-- The exercise --
Gather every line from the entries below that includes "Haematology".

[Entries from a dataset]

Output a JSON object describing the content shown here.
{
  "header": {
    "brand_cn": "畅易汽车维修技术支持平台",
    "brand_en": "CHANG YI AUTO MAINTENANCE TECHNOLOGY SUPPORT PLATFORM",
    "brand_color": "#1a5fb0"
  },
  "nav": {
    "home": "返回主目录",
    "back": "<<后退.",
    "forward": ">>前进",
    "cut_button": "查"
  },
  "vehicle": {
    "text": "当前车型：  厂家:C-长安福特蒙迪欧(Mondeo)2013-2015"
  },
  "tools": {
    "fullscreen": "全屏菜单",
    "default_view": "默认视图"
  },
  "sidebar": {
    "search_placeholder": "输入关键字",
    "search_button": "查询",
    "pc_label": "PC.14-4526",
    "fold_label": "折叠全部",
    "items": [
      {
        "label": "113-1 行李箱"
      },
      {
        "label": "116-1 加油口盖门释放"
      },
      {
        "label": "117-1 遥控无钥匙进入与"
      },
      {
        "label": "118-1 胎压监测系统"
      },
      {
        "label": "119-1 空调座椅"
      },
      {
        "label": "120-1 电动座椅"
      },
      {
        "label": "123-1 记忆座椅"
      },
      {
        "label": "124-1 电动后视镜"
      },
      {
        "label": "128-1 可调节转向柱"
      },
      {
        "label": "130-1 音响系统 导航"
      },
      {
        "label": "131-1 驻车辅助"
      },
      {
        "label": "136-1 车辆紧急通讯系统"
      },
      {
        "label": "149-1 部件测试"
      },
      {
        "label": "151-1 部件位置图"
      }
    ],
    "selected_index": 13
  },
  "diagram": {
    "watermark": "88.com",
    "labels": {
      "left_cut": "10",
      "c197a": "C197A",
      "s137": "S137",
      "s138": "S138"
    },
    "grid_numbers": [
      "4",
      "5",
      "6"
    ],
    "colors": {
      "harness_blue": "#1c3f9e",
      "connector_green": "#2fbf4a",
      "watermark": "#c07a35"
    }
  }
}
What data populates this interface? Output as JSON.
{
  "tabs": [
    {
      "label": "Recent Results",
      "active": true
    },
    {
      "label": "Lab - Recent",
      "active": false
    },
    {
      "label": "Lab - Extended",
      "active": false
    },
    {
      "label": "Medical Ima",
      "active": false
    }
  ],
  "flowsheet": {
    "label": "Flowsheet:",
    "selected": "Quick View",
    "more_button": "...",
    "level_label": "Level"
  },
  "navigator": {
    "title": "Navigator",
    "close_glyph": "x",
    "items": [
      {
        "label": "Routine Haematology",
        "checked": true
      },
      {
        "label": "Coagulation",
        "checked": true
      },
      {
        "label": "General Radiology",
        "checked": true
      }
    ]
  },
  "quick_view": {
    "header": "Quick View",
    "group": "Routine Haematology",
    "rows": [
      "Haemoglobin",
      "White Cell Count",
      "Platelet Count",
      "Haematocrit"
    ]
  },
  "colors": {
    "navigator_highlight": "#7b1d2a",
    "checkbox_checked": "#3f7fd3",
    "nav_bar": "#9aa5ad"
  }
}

-- Exercise solution --
        "label": "Routine Haematology",
    "group": "Routine Haematology",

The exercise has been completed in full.